_DATASET EXCERPTS_
▬▬▬

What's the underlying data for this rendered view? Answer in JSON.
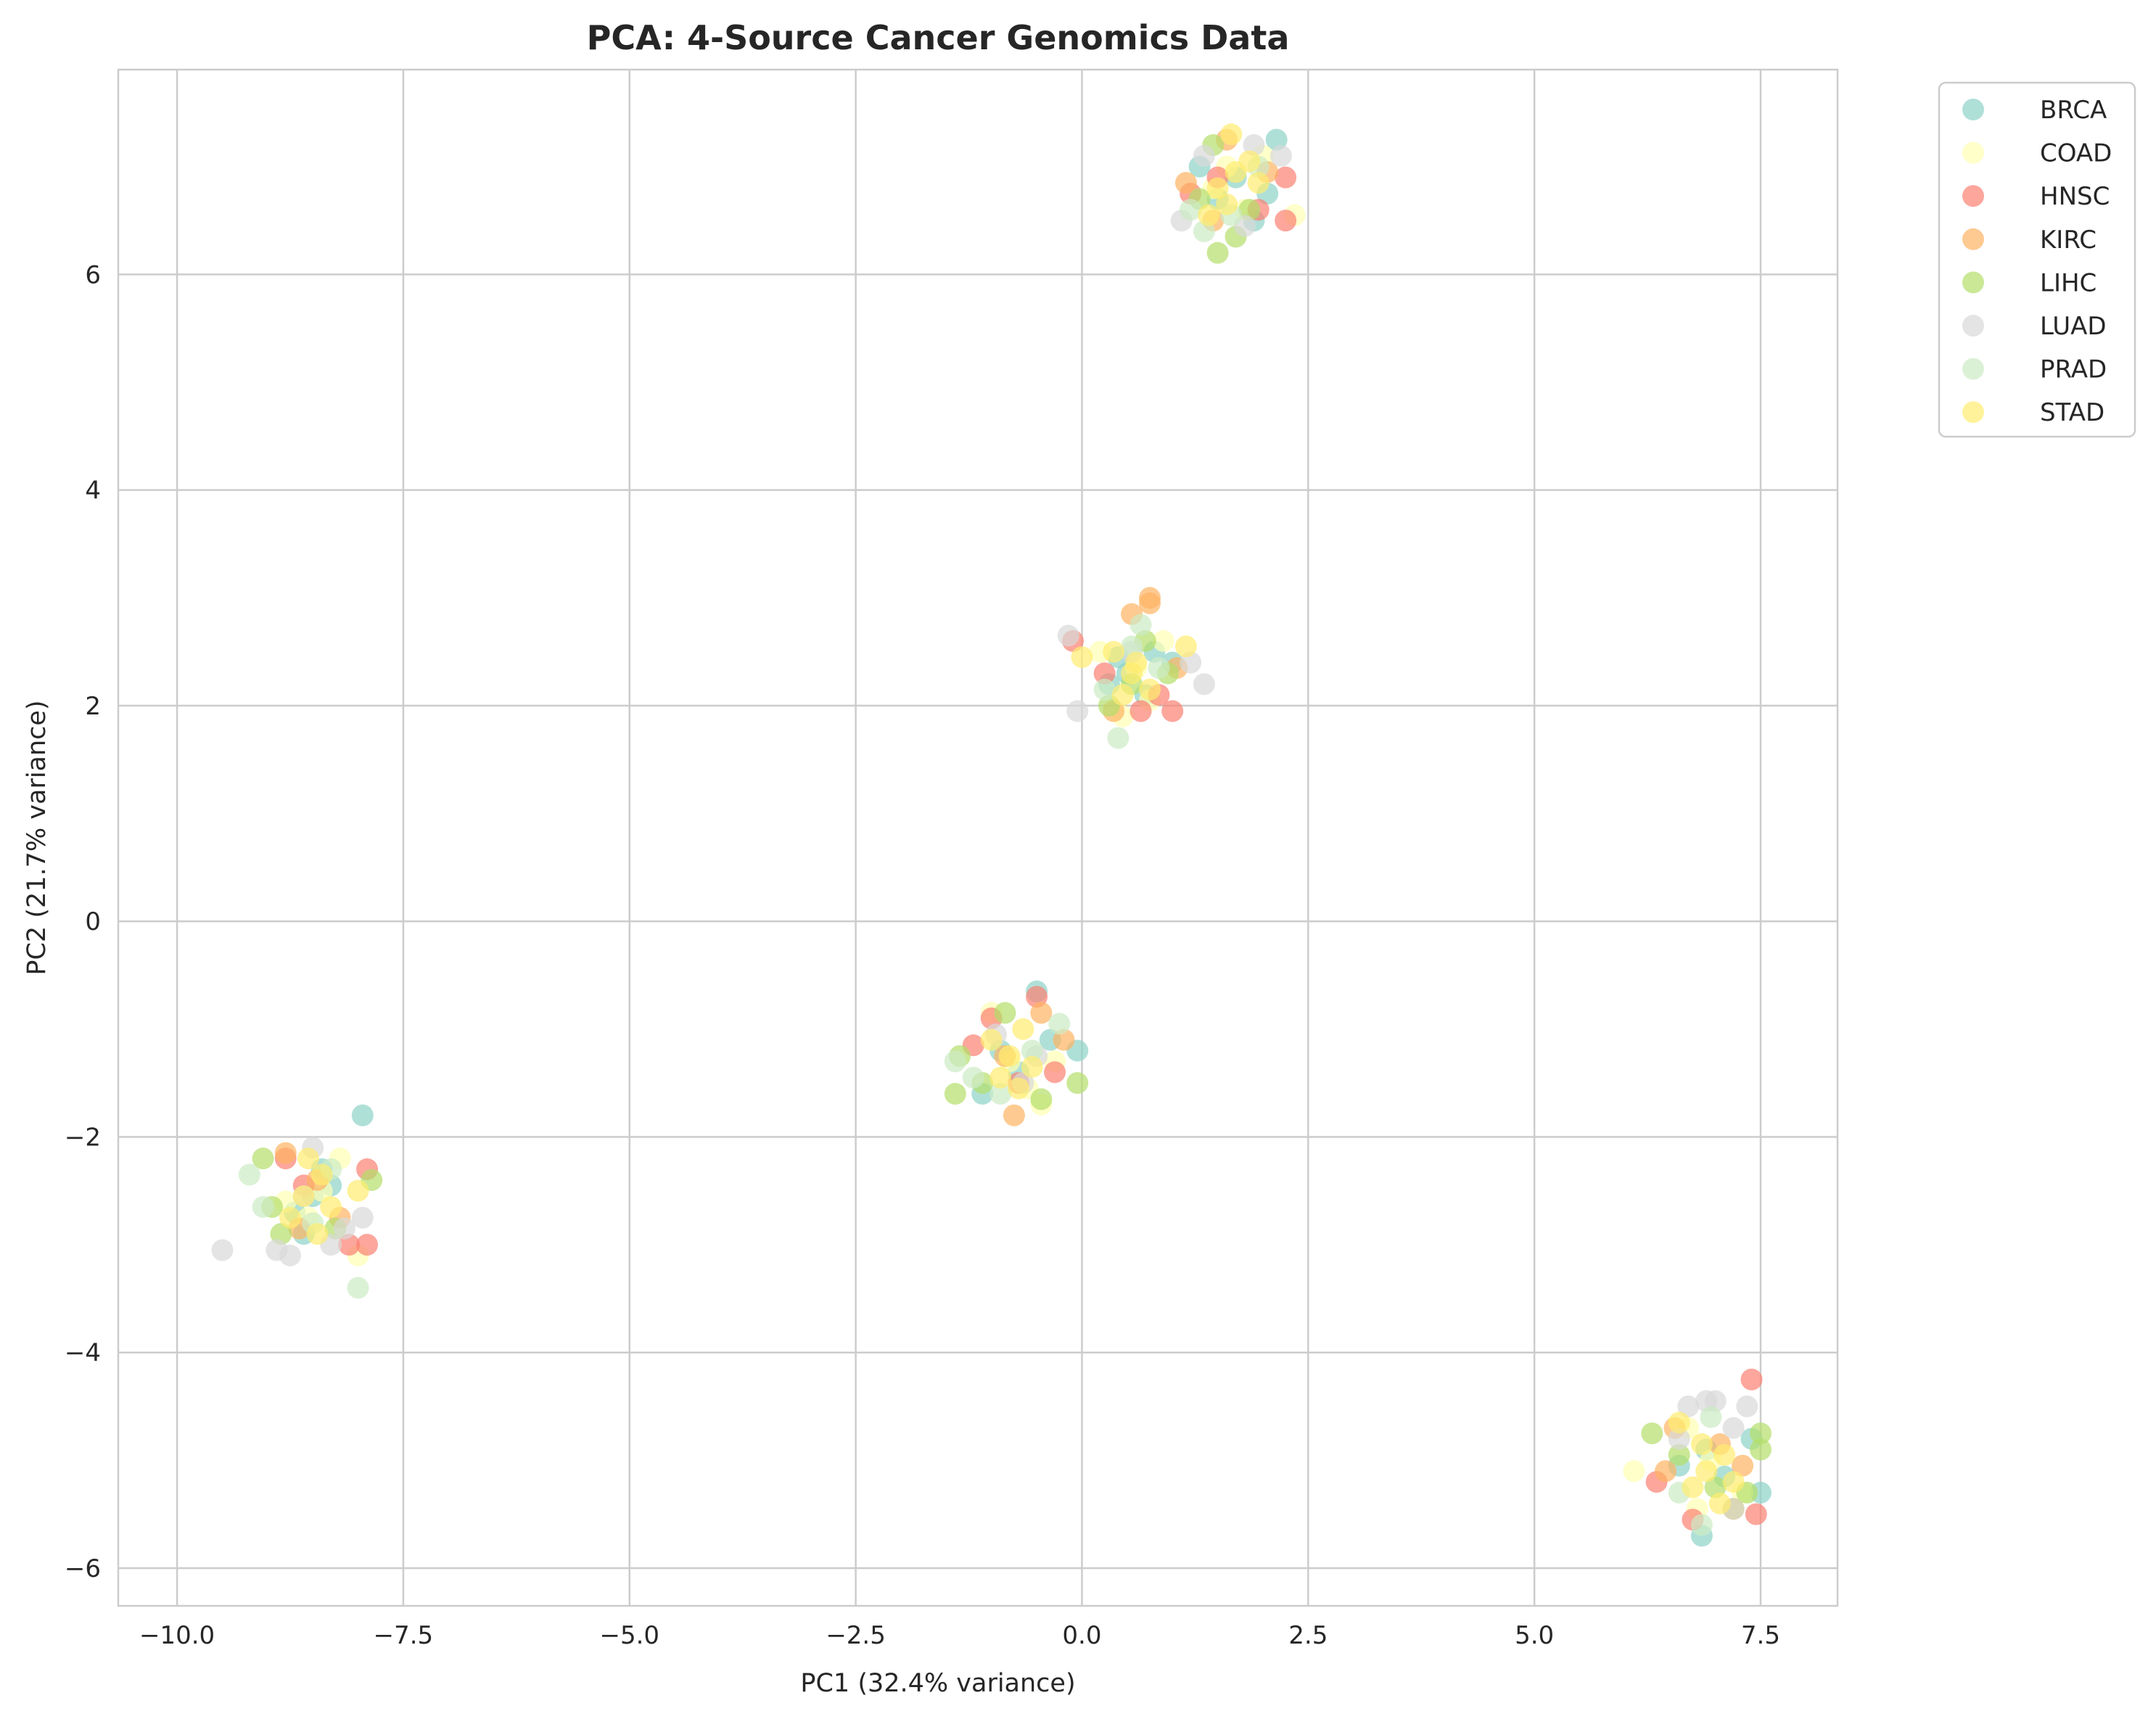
{
  "chart_data": {
    "type": "scatter",
    "title": "PCA: 4-Source Cancer Genomics Data",
    "xlabel": "PC1 (32.4% variance)",
    "ylabel": "PC2 (21.7% variance)",
    "xlim": [
      -10.65,
      8.35
    ],
    "ylim": [
      -6.35,
      7.9
    ],
    "x_ticks": [
      -10.0,
      -7.5,
      -5.0,
      -2.5,
      0.0,
      2.5,
      5.0,
      7.5
    ],
    "x_tick_labels": [
      "−10.0",
      "−7.5",
      "−5.0",
      "−2.5",
      "0.0",
      "2.5",
      "5.0",
      "7.5"
    ],
    "y_ticks": [
      -6,
      -4,
      -2,
      0,
      2,
      4,
      6
    ],
    "y_tick_labels": [
      "−6",
      "−4",
      "−2",
      "0",
      "2",
      "4",
      "6"
    ],
    "grid": true,
    "legend_position": "outside-top-right",
    "marker_alpha": 0.7,
    "series": [
      {
        "name": "BRCA",
        "color": "#8dd3c7",
        "points": [
          [
            -8.5,
            -2.55
          ],
          [
            -8.3,
            -2.45
          ],
          [
            -8.7,
            -2.7
          ],
          [
            -7.95,
            -1.8
          ],
          [
            -8.4,
            -2.3
          ],
          [
            -8.6,
            -2.9
          ],
          [
            -0.9,
            -1.2
          ],
          [
            -0.5,
            -0.65
          ],
          [
            -0.05,
            -1.2
          ],
          [
            -1.1,
            -1.6
          ],
          [
            -0.7,
            -1.4
          ],
          [
            -0.35,
            -1.1
          ],
          [
            0.5,
            2.3
          ],
          [
            0.8,
            2.5
          ],
          [
            0.3,
            2.2
          ],
          [
            0.7,
            2.1
          ],
          [
            1.0,
            2.4
          ],
          [
            0.4,
            2.45
          ],
          [
            1.7,
            6.9
          ],
          [
            2.15,
            7.25
          ],
          [
            1.5,
            6.7
          ],
          [
            1.9,
            6.5
          ],
          [
            1.3,
            7.0
          ],
          [
            2.05,
            6.75
          ],
          [
            6.9,
            -4.9
          ],
          [
            7.4,
            -4.8
          ],
          [
            6.85,
            -5.7
          ],
          [
            7.5,
            -5.3
          ],
          [
            7.1,
            -5.15
          ],
          [
            6.6,
            -5.05
          ]
        ]
      },
      {
        "name": "COAD",
        "color": "#ffffb3",
        "points": [
          [
            -8.4,
            -2.5
          ],
          [
            -8.0,
            -3.1
          ],
          [
            -8.8,
            -2.6
          ],
          [
            -8.2,
            -2.2
          ],
          [
            -8.55,
            -2.75
          ],
          [
            -0.8,
            -1.3
          ],
          [
            -0.45,
            -1.7
          ],
          [
            -1.0,
            -0.85
          ],
          [
            -0.6,
            -1.55
          ],
          [
            -0.3,
            -1.3
          ],
          [
            0.6,
            2.35
          ],
          [
            0.45,
            1.9
          ],
          [
            0.9,
            2.6
          ],
          [
            0.2,
            2.5
          ],
          [
            0.75,
            2.05
          ],
          [
            1.6,
            7.0
          ],
          [
            2.35,
            6.55
          ],
          [
            1.45,
            6.8
          ],
          [
            2.0,
            7.1
          ],
          [
            1.8,
            6.6
          ],
          [
            6.1,
            -5.1
          ],
          [
            6.95,
            -5.0
          ],
          [
            6.7,
            -4.7
          ],
          [
            7.3,
            -5.3
          ],
          [
            6.8,
            -5.45
          ]
        ]
      },
      {
        "name": "HNSC",
        "color": "#fb8072",
        "points": [
          [
            -8.8,
            -2.2
          ],
          [
            -7.9,
            -2.3
          ],
          [
            -7.9,
            -3.0
          ],
          [
            -8.1,
            -3.0
          ],
          [
            -8.6,
            -2.45
          ],
          [
            -1.0,
            -0.9
          ],
          [
            -0.5,
            -0.7
          ],
          [
            -0.7,
            -1.5
          ],
          [
            -1.2,
            -1.15
          ],
          [
            -0.3,
            -1.4
          ],
          [
            -0.1,
            2.6
          ],
          [
            1.0,
            1.95
          ],
          [
            0.65,
            1.95
          ],
          [
            0.25,
            2.3
          ],
          [
            0.85,
            2.1
          ],
          [
            2.25,
            6.9
          ],
          [
            2.25,
            6.5
          ],
          [
            1.5,
            6.9
          ],
          [
            1.2,
            6.75
          ],
          [
            1.95,
            6.6
          ],
          [
            7.4,
            -4.25
          ],
          [
            7.45,
            -5.5
          ],
          [
            6.35,
            -5.2
          ],
          [
            6.75,
            -5.55
          ],
          [
            7.2,
            -5.45
          ]
        ]
      },
      {
        "name": "KIRC",
        "color": "#fdb462",
        "points": [
          [
            -8.8,
            -2.15
          ],
          [
            -8.45,
            -2.4
          ],
          [
            -8.2,
            -2.75
          ],
          [
            -8.65,
            -2.85
          ],
          [
            -0.75,
            -1.8
          ],
          [
            -0.45,
            -0.85
          ],
          [
            -0.85,
            -1.25
          ],
          [
            -0.2,
            -1.1
          ],
          [
            0.75,
            3.0
          ],
          [
            0.55,
            2.85
          ],
          [
            0.75,
            2.95
          ],
          [
            0.35,
            1.95
          ],
          [
            1.05,
            2.35
          ],
          [
            1.6,
            7.25
          ],
          [
            1.15,
            6.85
          ],
          [
            1.45,
            6.5
          ],
          [
            2.05,
            6.95
          ],
          [
            6.55,
            -4.7
          ],
          [
            7.3,
            -5.05
          ],
          [
            6.45,
            -5.1
          ],
          [
            7.05,
            -4.85
          ]
        ]
      },
      {
        "name": "LIHC",
        "color": "#b3de69",
        "points": [
          [
            -9.05,
            -2.2
          ],
          [
            -8.85,
            -2.9
          ],
          [
            -7.85,
            -2.4
          ],
          [
            -8.95,
            -2.65
          ],
          [
            -8.25,
            -2.85
          ],
          [
            -1.35,
            -1.25
          ],
          [
            -1.4,
            -1.6
          ],
          [
            -0.45,
            -1.65
          ],
          [
            -0.05,
            -1.5
          ],
          [
            -1.1,
            -1.5
          ],
          [
            -0.85,
            -0.85
          ],
          [
            0.3,
            2.0
          ],
          [
            0.7,
            2.6
          ],
          [
            0.55,
            2.2
          ],
          [
            0.95,
            2.3
          ],
          [
            1.5,
            6.2
          ],
          [
            1.7,
            6.35
          ],
          [
            1.3,
            6.7
          ],
          [
            1.45,
            7.2
          ],
          [
            1.85,
            6.6
          ],
          [
            7.5,
            -4.75
          ],
          [
            6.3,
            -4.75
          ],
          [
            7.5,
            -4.9
          ],
          [
            7.0,
            -5.25
          ],
          [
            6.6,
            -4.95
          ],
          [
            7.35,
            -5.3
          ]
        ]
      },
      {
        "name": "LUAD",
        "color": "#d9d9d9",
        "points": [
          [
            -9.5,
            -3.05
          ],
          [
            -8.9,
            -3.05
          ],
          [
            -8.75,
            -3.1
          ],
          [
            -8.5,
            -2.1
          ],
          [
            -8.15,
            -2.85
          ],
          [
            -7.95,
            -2.75
          ],
          [
            -8.3,
            -3.0
          ],
          [
            -8.6,
            -2.55
          ],
          [
            -0.95,
            -1.05
          ],
          [
            -0.5,
            -1.25
          ],
          [
            -0.65,
            -1.5
          ],
          [
            -0.15,
            2.65
          ],
          [
            1.2,
            2.4
          ],
          [
            1.35,
            2.2
          ],
          [
            -0.05,
            1.95
          ],
          [
            0.55,
            2.5
          ],
          [
            1.1,
            6.5
          ],
          [
            1.9,
            7.2
          ],
          [
            2.2,
            7.1
          ],
          [
            1.8,
            6.45
          ],
          [
            1.35,
            7.1
          ],
          [
            7.0,
            -4.45
          ],
          [
            6.7,
            -4.5
          ],
          [
            7.35,
            -4.5
          ],
          [
            6.9,
            -4.45
          ],
          [
            7.2,
            -4.7
          ],
          [
            6.6,
            -4.8
          ]
        ]
      },
      {
        "name": "PRAD",
        "color": "#ccebc5",
        "points": [
          [
            -9.2,
            -2.35
          ],
          [
            -9.05,
            -2.65
          ],
          [
            -8.3,
            -2.3
          ],
          [
            -8.0,
            -3.4
          ],
          [
            -8.5,
            -2.8
          ],
          [
            -1.4,
            -1.3
          ],
          [
            -0.25,
            -0.95
          ],
          [
            -0.55,
            -1.2
          ],
          [
            -0.9,
            -1.6
          ],
          [
            -1.2,
            -1.45
          ],
          [
            0.4,
            1.7
          ],
          [
            0.25,
            2.15
          ],
          [
            0.65,
            2.75
          ],
          [
            0.55,
            2.55
          ],
          [
            0.85,
            2.35
          ],
          [
            1.2,
            6.6
          ],
          [
            1.35,
            6.4
          ],
          [
            1.65,
            6.55
          ],
          [
            1.95,
            7.0
          ],
          [
            6.85,
            -5.6
          ],
          [
            6.6,
            -5.3
          ],
          [
            7.2,
            -5.45
          ],
          [
            6.95,
            -4.6
          ]
        ]
      },
      {
        "name": "STAD",
        "color": "#ffed6f",
        "points": [
          [
            -8.6,
            -2.55
          ],
          [
            -8.4,
            -2.35
          ],
          [
            -8.75,
            -2.75
          ],
          [
            -8.3,
            -2.65
          ],
          [
            -8.0,
            -2.5
          ],
          [
            -8.55,
            -2.2
          ],
          [
            -8.45,
            -2.9
          ],
          [
            -0.8,
            -1.25
          ],
          [
            -0.65,
            -1.0
          ],
          [
            -0.9,
            -1.45
          ],
          [
            -0.55,
            -1.35
          ],
          [
            -1.0,
            -1.1
          ],
          [
            -0.7,
            -1.55
          ],
          [
            0.55,
            2.3
          ],
          [
            0.35,
            2.5
          ],
          [
            0.75,
            2.15
          ],
          [
            0.6,
            2.4
          ],
          [
            0.45,
            2.1
          ],
          [
            1.15,
            2.55
          ],
          [
            0.0,
            2.45
          ],
          [
            1.7,
            6.95
          ],
          [
            1.5,
            6.8
          ],
          [
            1.85,
            7.05
          ],
          [
            1.6,
            6.65
          ],
          [
            1.95,
            6.85
          ],
          [
            1.65,
            7.3
          ],
          [
            1.4,
            6.55
          ],
          [
            6.9,
            -5.1
          ],
          [
            7.1,
            -4.95
          ],
          [
            6.75,
            -5.25
          ],
          [
            7.2,
            -5.2
          ],
          [
            6.6,
            -4.65
          ],
          [
            7.05,
            -5.4
          ],
          [
            6.85,
            -4.85
          ]
        ]
      }
    ]
  }
}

▬▬▬

_TASK_
Copy each line from the data above that includes "color".

_RESPONSE_
        "color": "#8dd3c7",
        "color": "#ffffb3",
        "color": "#fb8072",
        "color": "#fdb462",
        "color": "#b3de69",
        "color": "#d9d9d9",
        "color": "#ccebc5",
        "color": "#ffed6f",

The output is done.